### EXERCISE TASK:
Don't copy the pictures; return every other part of the records exactly.

## START

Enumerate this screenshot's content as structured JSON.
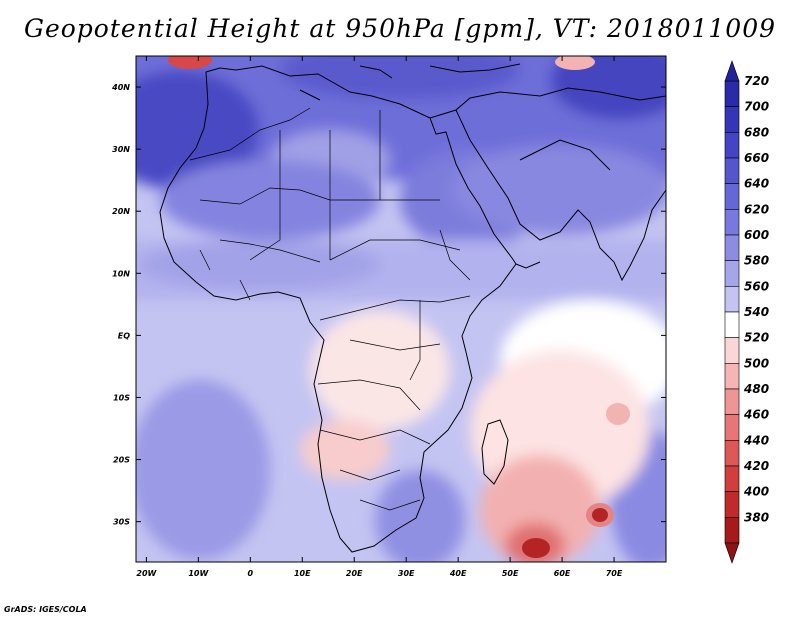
{
  "title": "Geopotential Height at 950hPa [gpm], VT: 2018011009",
  "credit": "GrADS: IGES/COLA",
  "map": {
    "lat_labels": [
      "40N",
      "30N",
      "20N",
      "10N",
      "EQ",
      "10S",
      "20S",
      "30S"
    ],
    "lat_values": [
      40,
      30,
      20,
      10,
      0,
      -10,
      -20,
      -30
    ],
    "lon_labels": [
      "20W",
      "10W",
      "0",
      "10E",
      "20E",
      "30E",
      "40E",
      "50E",
      "60E",
      "70E"
    ],
    "lon_values": [
      -20,
      -10,
      0,
      10,
      20,
      30,
      40,
      50,
      60,
      70
    ],
    "lon_range": [
      -22,
      80
    ],
    "lat_range": [
      -36.5,
      45
    ]
  },
  "colorbar": {
    "labels": [
      "720",
      "700",
      "680",
      "660",
      "640",
      "620",
      "600",
      "580",
      "560",
      "540",
      "520",
      "500",
      "480",
      "460",
      "440",
      "420",
      "400",
      "380"
    ],
    "colors": [
      "#2b2aa8",
      "#3535b8",
      "#4444c4",
      "#5555cc",
      "#6666d6",
      "#7878dd",
      "#8c8ce3",
      "#a5a5ea",
      "#c4c4f2",
      "#ffffff",
      "#fbd6d6",
      "#f6b5b5",
      "#ee9595",
      "#e87676",
      "#df5858",
      "#d23e3e",
      "#c02a2a",
      "#a51b1b"
    ]
  }
}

## END

### FULL RESPONSE:
Enumerate this screenshot's content as structured JSON.
{
  "title": "Geopotential Height at 950hPa [gpm], VT: 2018011009",
  "credit": "GrADS: IGES/COLA",
  "map": {
    "lat_labels": [
      "40N",
      "30N",
      "20N",
      "10N",
      "EQ",
      "10S",
      "20S",
      "30S"
    ],
    "lat_values": [
      40,
      30,
      20,
      10,
      0,
      -10,
      -20,
      -30
    ],
    "lon_labels": [
      "20W",
      "10W",
      "0",
      "10E",
      "20E",
      "30E",
      "40E",
      "50E",
      "60E",
      "70E"
    ],
    "lon_values": [
      -20,
      -10,
      0,
      10,
      20,
      30,
      40,
      50,
      60,
      70
    ],
    "lon_range": [
      -22,
      80
    ],
    "lat_range": [
      -36.5,
      45
    ]
  },
  "colorbar": {
    "labels": [
      "720",
      "700",
      "680",
      "660",
      "640",
      "620",
      "600",
      "580",
      "560",
      "540",
      "520",
      "500",
      "480",
      "460",
      "440",
      "420",
      "400",
      "380"
    ],
    "colors": [
      "#2b2aa8",
      "#3535b8",
      "#4444c4",
      "#5555cc",
      "#6666d6",
      "#7878dd",
      "#8c8ce3",
      "#a5a5ea",
      "#c4c4f2",
      "#ffffff",
      "#fbd6d6",
      "#f6b5b5",
      "#ee9595",
      "#e87676",
      "#df5858",
      "#d23e3e",
      "#c02a2a",
      "#a51b1b"
    ]
  }
}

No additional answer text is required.